WHAT THE TASK ASKS:
Wherever the word "Personas" turns up in a line of the entries, copy that line.
= = = =
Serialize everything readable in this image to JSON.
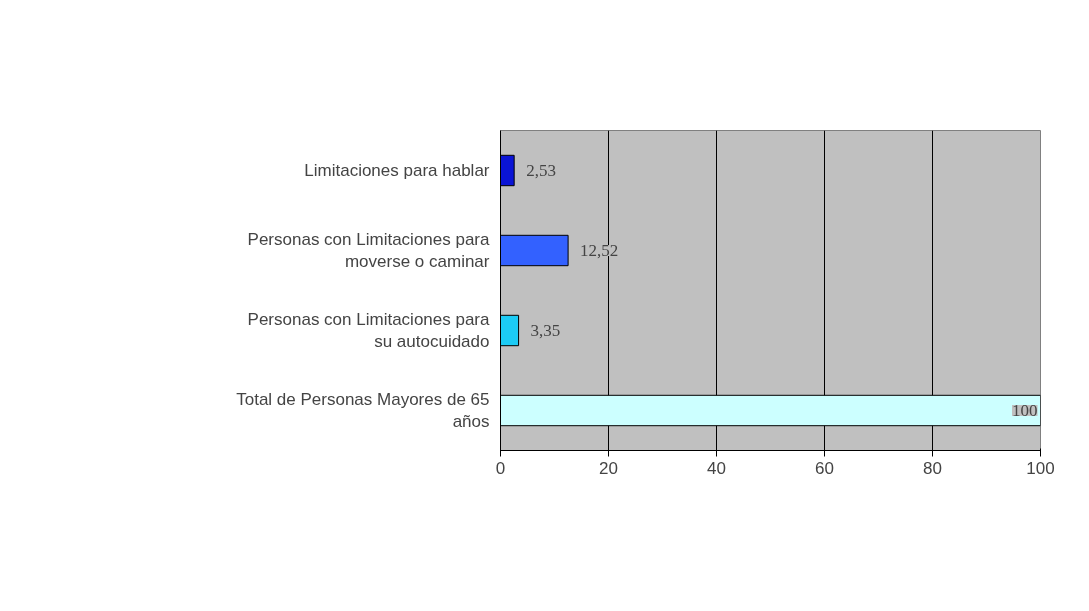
{
  "chart_data": {
    "type": "bar",
    "orientation": "horizontal",
    "categories": [
      "Limitaciones para hablar",
      "Personas con Limitaciones para moverse o caminar",
      "Personas con Limitaciones para su autocuidado",
      "Total de Personas Mayores de 65 años"
    ],
    "values": [
      2.53,
      12.52,
      3.35,
      100
    ],
    "colors": [
      "#0a14d6",
      "#3361ff",
      "#1ccbf5",
      "#ccffff"
    ],
    "value_labels": [
      "2,53",
      "12,52",
      "3,35",
      "100"
    ],
    "xlim": [
      0,
      100
    ],
    "xticks": [
      0,
      20,
      40,
      60,
      80,
      100
    ],
    "grid": "x"
  }
}
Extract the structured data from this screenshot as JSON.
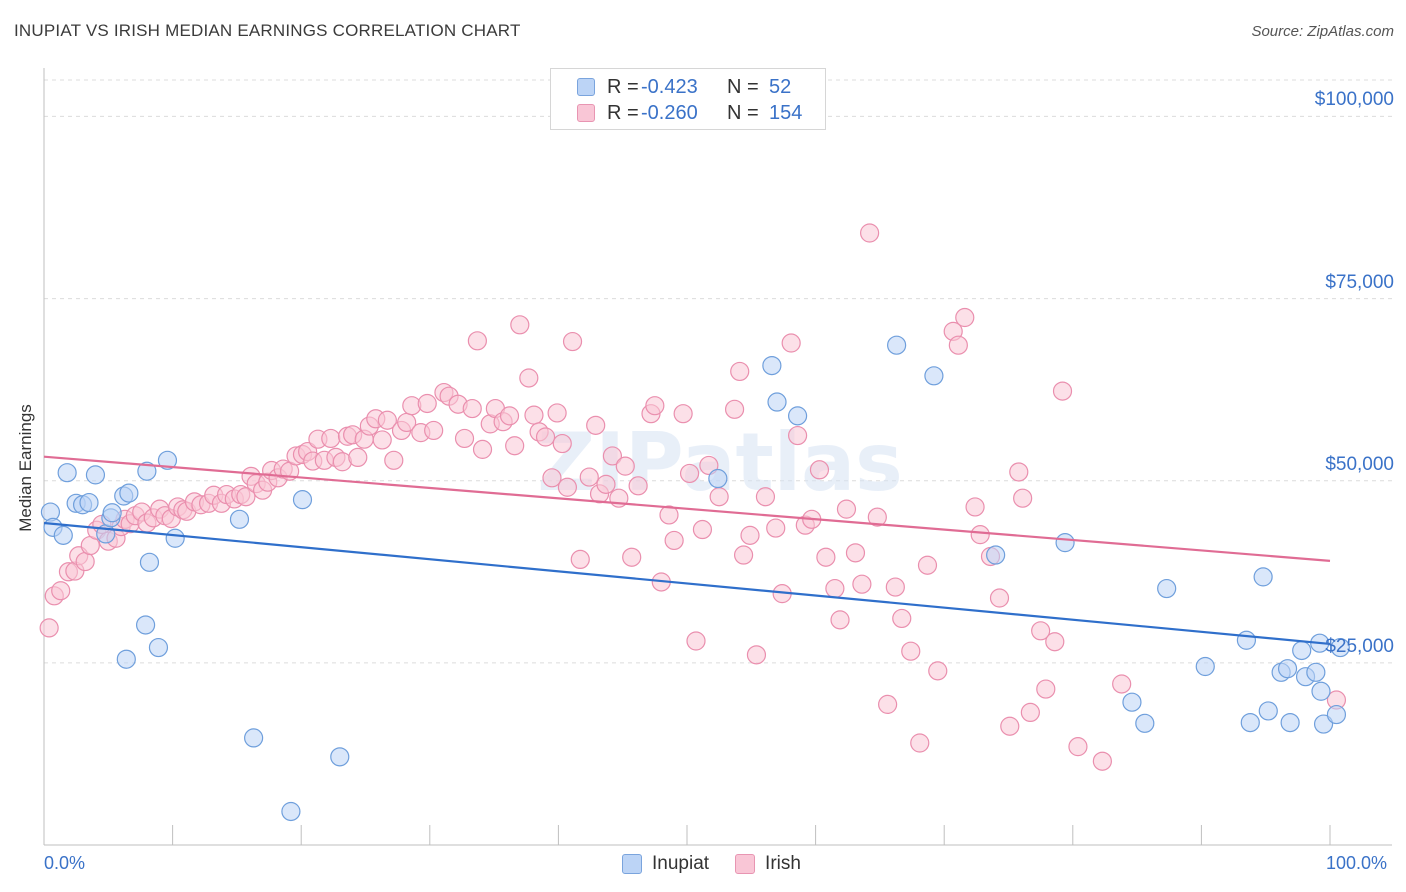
{
  "header": {
    "title": "INUPIAT VS IRISH MEDIAN EARNINGS CORRELATION CHART",
    "source": "Source: ZipAtlas.com"
  },
  "legend_top": {
    "rows": [
      {
        "r_label": "R =",
        "r_value": "-0.423",
        "n_label": "N =",
        "n_value": "52"
      },
      {
        "r_label": "R =",
        "r_value": "-0.260",
        "n_label": "N =",
        "n_value": "154"
      }
    ]
  },
  "legend_bottom": {
    "items": [
      "Inupiat",
      "Irish"
    ]
  },
  "colors": {
    "inupiat_fill": "#bcd4f6",
    "inupiat_stroke": "#6f9fdc",
    "inupiat_line": "#2f6fcb",
    "irish_fill": "#f9c6d6",
    "irish_stroke": "#ea8fae",
    "irish_line": "#e06c94",
    "tick_text": "#3a72c8",
    "grid": "#dcdcdc"
  },
  "chart_data": {
    "type": "scatter",
    "title": "INUPIAT VS IRISH MEDIAN EARNINGS CORRELATION CHART",
    "xlabel": "",
    "ylabel": "Median Earnings",
    "x_tick_labels": [
      "0.0%",
      "100.0%"
    ],
    "y_tick_labels": [
      "$25,000",
      "$50,000",
      "$75,000",
      "$100,000"
    ],
    "y_ticks": [
      25000,
      50000,
      75000,
      100000
    ],
    "xlim": [
      0,
      100
    ],
    "ylim": [
      0,
      105000
    ],
    "grid": true,
    "legend_position": "top-center",
    "watermark": "ZIPatlas",
    "series": [
      {
        "name": "Inupiat",
        "r": -0.423,
        "n": 52,
        "trend": {
          "x": [
            0,
            100
          ],
          "y": [
            44200,
            27600
          ]
        },
        "points": [
          [
            0.5,
            45700
          ],
          [
            0.7,
            43600
          ],
          [
            1.5,
            42500
          ],
          [
            1.8,
            51100
          ],
          [
            2.5,
            46900
          ],
          [
            3,
            46700
          ],
          [
            3.5,
            47000
          ],
          [
            4,
            50800
          ],
          [
            4.8,
            42700
          ],
          [
            5.2,
            44900
          ],
          [
            5.3,
            45600
          ],
          [
            6.2,
            47900
          ],
          [
            6.4,
            25500
          ],
          [
            6.6,
            48300
          ],
          [
            8,
            51300
          ],
          [
            7.9,
            30200
          ],
          [
            8.2,
            38800
          ],
          [
            8.9,
            27100
          ],
          [
            9.6,
            52800
          ],
          [
            10.2,
            42100
          ],
          [
            15.2,
            44700
          ],
          [
            16.3,
            14700
          ],
          [
            19.2,
            4600
          ],
          [
            20.1,
            47400
          ],
          [
            23,
            12100
          ],
          [
            52.4,
            50300
          ],
          [
            56.6,
            65800
          ],
          [
            57,
            60800
          ],
          [
            58.6,
            58900
          ],
          [
            66.3,
            68600
          ],
          [
            69.2,
            64400
          ],
          [
            74,
            39800
          ],
          [
            79.4,
            41500
          ],
          [
            84.6,
            19600
          ],
          [
            85.6,
            16700
          ],
          [
            87.3,
            35200
          ],
          [
            90.3,
            24500
          ],
          [
            93.5,
            28100
          ],
          [
            93.8,
            16800
          ],
          [
            94.8,
            36800
          ],
          [
            95.2,
            18400
          ],
          [
            96.2,
            23700
          ],
          [
            96.7,
            24200
          ],
          [
            96.9,
            16800
          ],
          [
            97.8,
            26700
          ],
          [
            98.1,
            23100
          ],
          [
            98.9,
            23700
          ],
          [
            99.2,
            27700
          ],
          [
            99.3,
            21100
          ],
          [
            99.5,
            16600
          ],
          [
            100.5,
            17900
          ],
          [
            100.8,
            27100
          ]
        ]
      },
      {
        "name": "Irish",
        "r": -0.26,
        "n": 154,
        "trend": {
          "x": [
            0,
            100
          ],
          "y": [
            53300,
            39000
          ]
        },
        "points": [
          [
            0.4,
            29800
          ],
          [
            0.8,
            34200
          ],
          [
            1.3,
            34900
          ],
          [
            1.9,
            37500
          ],
          [
            2.4,
            37600
          ],
          [
            2.7,
            39700
          ],
          [
            3.2,
            38900
          ],
          [
            3.6,
            41100
          ],
          [
            4.1,
            43200
          ],
          [
            4.5,
            44000
          ],
          [
            5,
            41700
          ],
          [
            5.6,
            42100
          ],
          [
            6,
            43700
          ],
          [
            6.3,
            44700
          ],
          [
            6.7,
            44100
          ],
          [
            7.1,
            45200
          ],
          [
            7.6,
            45700
          ],
          [
            8,
            44200
          ],
          [
            8.5,
            44900
          ],
          [
            9,
            46100
          ],
          [
            9.4,
            45200
          ],
          [
            9.9,
            44800
          ],
          [
            10.4,
            46400
          ],
          [
            10.8,
            46000
          ],
          [
            11.1,
            45800
          ],
          [
            11.7,
            47100
          ],
          [
            12.2,
            46700
          ],
          [
            12.8,
            46900
          ],
          [
            13.2,
            48000
          ],
          [
            13.8,
            46900
          ],
          [
            14.2,
            48100
          ],
          [
            14.8,
            47500
          ],
          [
            15.3,
            48100
          ],
          [
            15.7,
            47800
          ],
          [
            16.1,
            50600
          ],
          [
            16.5,
            49600
          ],
          [
            17,
            48700
          ],
          [
            17.4,
            49800
          ],
          [
            17.7,
            51400
          ],
          [
            18.2,
            50400
          ],
          [
            18.6,
            51600
          ],
          [
            19.1,
            51300
          ],
          [
            19.6,
            53400
          ],
          [
            20.1,
            53600
          ],
          [
            20.5,
            54000
          ],
          [
            20.9,
            52700
          ],
          [
            21.3,
            55700
          ],
          [
            21.8,
            52800
          ],
          [
            22.3,
            55800
          ],
          [
            22.7,
            53200
          ],
          [
            23.2,
            52600
          ],
          [
            23.6,
            56100
          ],
          [
            24,
            56300
          ],
          [
            24.4,
            53200
          ],
          [
            24.9,
            55700
          ],
          [
            25.3,
            57500
          ],
          [
            25.8,
            58500
          ],
          [
            26.3,
            55600
          ],
          [
            26.7,
            58300
          ],
          [
            27.2,
            52800
          ],
          [
            27.8,
            56900
          ],
          [
            28.2,
            58000
          ],
          [
            28.6,
            60300
          ],
          [
            29.3,
            56600
          ],
          [
            29.8,
            60600
          ],
          [
            30.3,
            56900
          ],
          [
            31.1,
            62100
          ],
          [
            31.5,
            61600
          ],
          [
            32.2,
            60500
          ],
          [
            32.7,
            55800
          ],
          [
            33.3,
            59900
          ],
          [
            33.7,
            69200
          ],
          [
            34.1,
            54300
          ],
          [
            34.7,
            57800
          ],
          [
            35.1,
            59900
          ],
          [
            35.7,
            58100
          ],
          [
            36.2,
            58900
          ],
          [
            36.6,
            54800
          ],
          [
            37,
            71400
          ],
          [
            37.7,
            64100
          ],
          [
            38.1,
            59000
          ],
          [
            38.5,
            56700
          ],
          [
            39,
            56000
          ],
          [
            39.5,
            50400
          ],
          [
            39.9,
            59300
          ],
          [
            40.3,
            55100
          ],
          [
            40.7,
            49100
          ],
          [
            41.1,
            69100
          ],
          [
            41.7,
            39200
          ],
          [
            42.4,
            50500
          ],
          [
            42.9,
            57600
          ],
          [
            43.2,
            48200
          ],
          [
            43.7,
            49500
          ],
          [
            44.2,
            53400
          ],
          [
            44.7,
            47600
          ],
          [
            45.2,
            52000
          ],
          [
            45.7,
            39500
          ],
          [
            46.2,
            49300
          ],
          [
            47.2,
            59200
          ],
          [
            47.5,
            60300
          ],
          [
            48,
            36100
          ],
          [
            48.6,
            45300
          ],
          [
            49,
            41800
          ],
          [
            49.7,
            59200
          ],
          [
            50.2,
            51000
          ],
          [
            50.7,
            28000
          ],
          [
            51.2,
            43300
          ],
          [
            51.7,
            52100
          ],
          [
            52.5,
            47800
          ],
          [
            53.7,
            59800
          ],
          [
            54.1,
            65000
          ],
          [
            54.4,
            39800
          ],
          [
            54.9,
            42500
          ],
          [
            55.4,
            26100
          ],
          [
            56.1,
            47800
          ],
          [
            56.9,
            43500
          ],
          [
            57.4,
            34500
          ],
          [
            58.1,
            68900
          ],
          [
            58.6,
            56200
          ],
          [
            59.2,
            43900
          ],
          [
            59.7,
            44700
          ],
          [
            60.3,
            51500
          ],
          [
            60.8,
            39500
          ],
          [
            61.5,
            35200
          ],
          [
            61.9,
            30900
          ],
          [
            62.4,
            46100
          ],
          [
            63.1,
            40100
          ],
          [
            63.6,
            35800
          ],
          [
            64.2,
            84000
          ],
          [
            64.8,
            45000
          ],
          [
            65.6,
            19300
          ],
          [
            66.2,
            35400
          ],
          [
            66.7,
            31100
          ],
          [
            67.4,
            26600
          ],
          [
            68.1,
            14000
          ],
          [
            68.7,
            38400
          ],
          [
            69.5,
            23900
          ],
          [
            70.7,
            70500
          ],
          [
            71.1,
            68600
          ],
          [
            71.6,
            72400
          ],
          [
            72.4,
            46400
          ],
          [
            72.8,
            42600
          ],
          [
            73.6,
            39600
          ],
          [
            74.3,
            33900
          ],
          [
            75.1,
            16300
          ],
          [
            75.8,
            51200
          ],
          [
            76.1,
            47600
          ],
          [
            76.7,
            18200
          ],
          [
            77.5,
            29400
          ],
          [
            77.9,
            21400
          ],
          [
            78.6,
            27900
          ],
          [
            79.2,
            62300
          ],
          [
            80.4,
            13500
          ],
          [
            82.3,
            11500
          ],
          [
            83.8,
            22100
          ],
          [
            100.5,
            19900
          ]
        ]
      }
    ]
  }
}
= = = =
RESULT OF THE TASK:
      "Personas con Limitaciones para moverse o caminar",
      "Personas con Limitaciones para su autocuidado",
      "Total de Personas Mayores de 65 años"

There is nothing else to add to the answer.